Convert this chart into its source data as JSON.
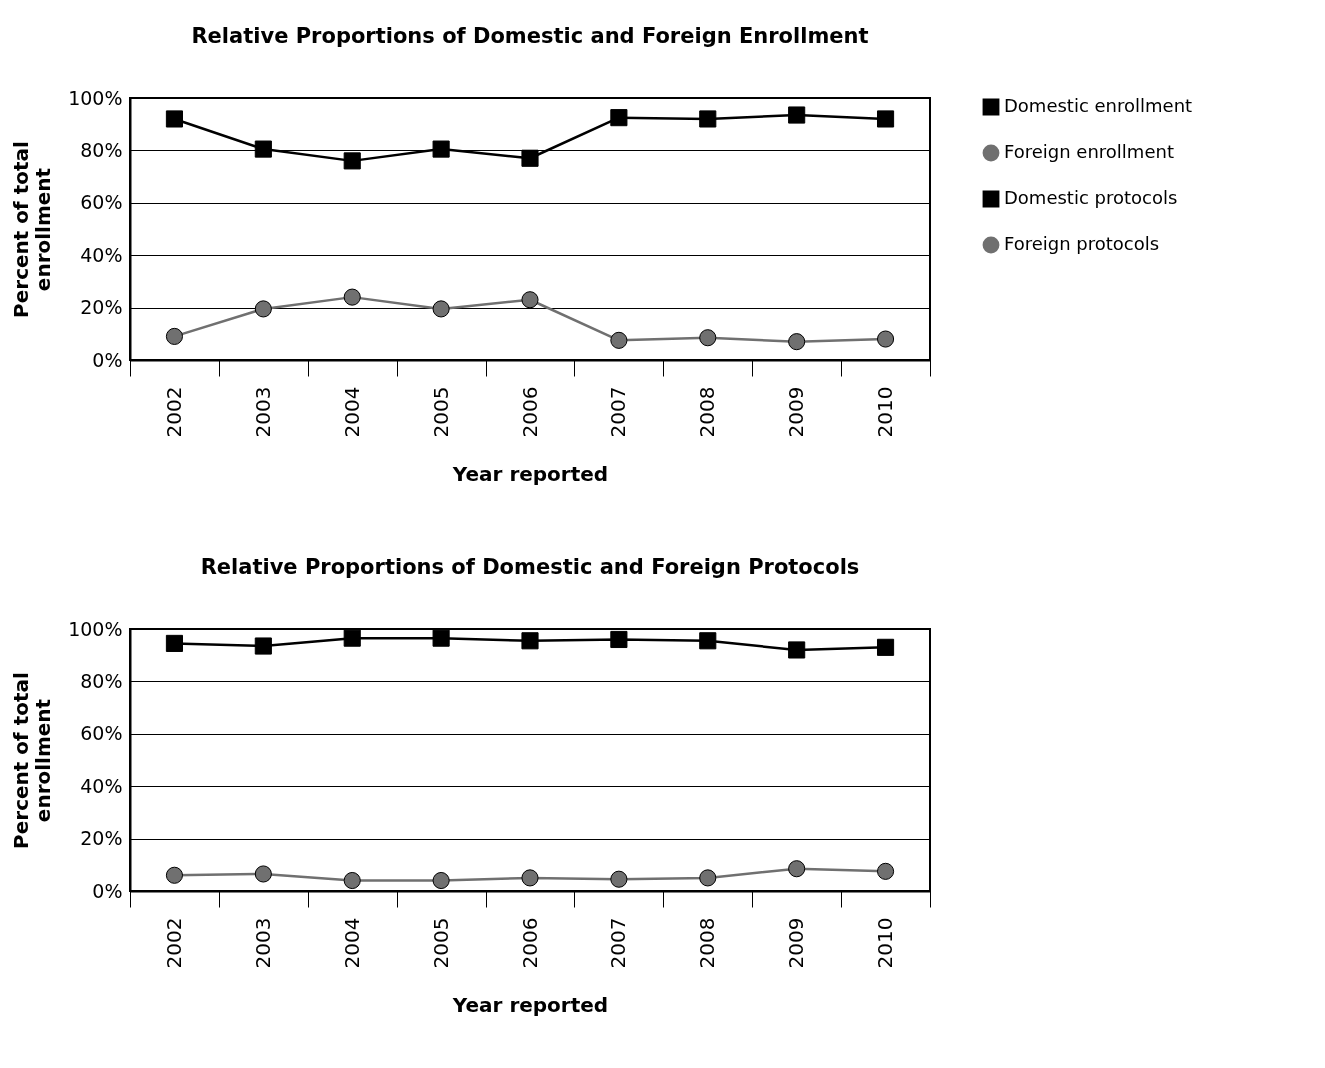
{
  "chart_data": [
    {
      "type": "line",
      "title": "Relative Proportions of Domestic and Foreign Enrollment",
      "xlabel": "Year reported",
      "ylabel": "Percent of total enrollment",
      "categories": [
        "2002",
        "2003",
        "2004",
        "2005",
        "2006",
        "2007",
        "2008",
        "2009",
        "2010"
      ],
      "series": [
        {
          "name": "Domestic enrollment",
          "color": "#000000",
          "marker": "square",
          "values": [
            92,
            80.5,
            76,
            80.5,
            77,
            92.5,
            92,
            93.5,
            92
          ]
        },
        {
          "name": "Foreign enrollment",
          "color": "#707070",
          "marker": "circle",
          "values": [
            9,
            19.5,
            24,
            19.5,
            23,
            7.5,
            8.5,
            7,
            8
          ]
        }
      ],
      "ylim": [
        0,
        100
      ],
      "yticks": [
        {
          "value": 0,
          "label": "0%"
        },
        {
          "value": 20,
          "label": "20%"
        },
        {
          "value": 40,
          "label": "40%"
        },
        {
          "value": 60,
          "label": "60%"
        },
        {
          "value": 80,
          "label": "80%"
        },
        {
          "value": 100,
          "label": "100%"
        }
      ],
      "grid": "y",
      "legend": "right"
    },
    {
      "type": "line",
      "title": "Relative Proportions of Domestic and Foreign Protocols",
      "xlabel": "Year reported",
      "ylabel": "Percent of total enrollment",
      "categories": [
        "2002",
        "2003",
        "2004",
        "2005",
        "2006",
        "2007",
        "2008",
        "2009",
        "2010"
      ],
      "series": [
        {
          "name": "Domestic protocols",
          "color": "#000000",
          "marker": "square",
          "values": [
            94.5,
            93.5,
            96.5,
            96.5,
            95.5,
            96,
            95.5,
            92,
            93
          ]
        },
        {
          "name": "Foreign protocols",
          "color": "#707070",
          "marker": "circle",
          "values": [
            6,
            6.5,
            4,
            4,
            5,
            4.5,
            5,
            8.5,
            7.5
          ]
        }
      ],
      "ylim": [
        0,
        100
      ],
      "yticks": [
        {
          "value": 0,
          "label": "0%"
        },
        {
          "value": 20,
          "label": "20%"
        },
        {
          "value": 40,
          "label": "40%"
        },
        {
          "value": 60,
          "label": "60%"
        },
        {
          "value": 80,
          "label": "80%"
        },
        {
          "value": 100,
          "label": "100%"
        }
      ],
      "grid": "y",
      "legend": "right"
    }
  ]
}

......

REQUIREMENT: Set the entries down again exactly. Do not include the images.

WRITTEN RESPONSE:
Convert this chart into its source data as JSON.
{
  "chart_data": [
    {
      "type": "line",
      "title": "Relative Proportions of Domestic and Foreign Enrollment",
      "xlabel": "Year reported",
      "ylabel": "Percent of total enrollment",
      "categories": [
        "2002",
        "2003",
        "2004",
        "2005",
        "2006",
        "2007",
        "2008",
        "2009",
        "2010"
      ],
      "series": [
        {
          "name": "Domestic enrollment",
          "color": "#000000",
          "marker": "square",
          "values": [
            92,
            80.5,
            76,
            80.5,
            77,
            92.5,
            92,
            93.5,
            92
          ]
        },
        {
          "name": "Foreign enrollment",
          "color": "#707070",
          "marker": "circle",
          "values": [
            9,
            19.5,
            24,
            19.5,
            23,
            7.5,
            8.5,
            7,
            8
          ]
        }
      ],
      "ylim": [
        0,
        100
      ],
      "yticks": [
        {
          "value": 0,
          "label": "0%"
        },
        {
          "value": 20,
          "label": "20%"
        },
        {
          "value": 40,
          "label": "40%"
        },
        {
          "value": 60,
          "label": "60%"
        },
        {
          "value": 80,
          "label": "80%"
        },
        {
          "value": 100,
          "label": "100%"
        }
      ],
      "grid": "y",
      "legend": "right"
    },
    {
      "type": "line",
      "title": "Relative Proportions of Domestic and Foreign Protocols",
      "xlabel": "Year reported",
      "ylabel": "Percent of total enrollment",
      "categories": [
        "2002",
        "2003",
        "2004",
        "2005",
        "2006",
        "2007",
        "2008",
        "2009",
        "2010"
      ],
      "series": [
        {
          "name": "Domestic protocols",
          "color": "#000000",
          "marker": "square",
          "values": [
            94.5,
            93.5,
            96.5,
            96.5,
            95.5,
            96,
            95.5,
            92,
            93
          ]
        },
        {
          "name": "Foreign protocols",
          "color": "#707070",
          "marker": "circle",
          "values": [
            6,
            6.5,
            4,
            4,
            5,
            4.5,
            5,
            8.5,
            7.5
          ]
        }
      ],
      "ylim": [
        0,
        100
      ],
      "yticks": [
        {
          "value": 0,
          "label": "0%"
        },
        {
          "value": 20,
          "label": "20%"
        },
        {
          "value": 40,
          "label": "40%"
        },
        {
          "value": 60,
          "label": "60%"
        },
        {
          "value": 80,
          "label": "80%"
        },
        {
          "value": 100,
          "label": "100%"
        }
      ],
      "grid": "y",
      "legend": "right"
    }
  ]
}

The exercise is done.